-- START OF Material provided --
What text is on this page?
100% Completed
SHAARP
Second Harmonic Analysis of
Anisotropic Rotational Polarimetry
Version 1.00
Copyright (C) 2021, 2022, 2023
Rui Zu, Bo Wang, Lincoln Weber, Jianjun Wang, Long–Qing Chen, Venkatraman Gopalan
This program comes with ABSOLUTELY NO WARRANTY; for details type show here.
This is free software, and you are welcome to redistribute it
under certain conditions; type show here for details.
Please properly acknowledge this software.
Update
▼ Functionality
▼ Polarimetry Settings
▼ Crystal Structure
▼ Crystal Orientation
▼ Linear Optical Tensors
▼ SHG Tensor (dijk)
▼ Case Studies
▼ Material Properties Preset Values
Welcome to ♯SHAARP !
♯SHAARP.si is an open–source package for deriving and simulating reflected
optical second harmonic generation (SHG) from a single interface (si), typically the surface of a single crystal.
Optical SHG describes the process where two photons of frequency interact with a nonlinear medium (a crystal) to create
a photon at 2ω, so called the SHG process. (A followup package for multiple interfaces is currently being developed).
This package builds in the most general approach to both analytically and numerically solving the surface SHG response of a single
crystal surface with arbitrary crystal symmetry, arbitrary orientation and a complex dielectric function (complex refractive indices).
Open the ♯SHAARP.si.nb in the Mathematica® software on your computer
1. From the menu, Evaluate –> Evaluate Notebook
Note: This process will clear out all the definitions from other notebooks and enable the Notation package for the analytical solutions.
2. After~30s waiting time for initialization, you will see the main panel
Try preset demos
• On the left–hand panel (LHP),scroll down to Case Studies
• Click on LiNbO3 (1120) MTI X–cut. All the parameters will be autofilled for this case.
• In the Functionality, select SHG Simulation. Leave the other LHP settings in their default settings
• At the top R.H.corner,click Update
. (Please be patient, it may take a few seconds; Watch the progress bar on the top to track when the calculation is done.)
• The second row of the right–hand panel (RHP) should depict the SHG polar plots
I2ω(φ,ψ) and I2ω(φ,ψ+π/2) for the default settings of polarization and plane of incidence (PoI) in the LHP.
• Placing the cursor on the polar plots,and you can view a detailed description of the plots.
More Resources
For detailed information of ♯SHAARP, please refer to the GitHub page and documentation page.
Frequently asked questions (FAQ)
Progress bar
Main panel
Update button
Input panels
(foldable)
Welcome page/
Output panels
-- END OF Material provided --
• _Written exercise_:
Filter the data for the string "surface" and copy every line that has it.

• _Output of the exercise_:
optical second harmonic generation (SHG) from a single interface (si), typically the surface of a single crystal.
This package builds in the most general approach to both analytically and numerically solving the surface SHG response of a single
crystal surface with arbitrary crystal symmetry, arbitrary orientation and a complex dielectric function (complex refractive indices).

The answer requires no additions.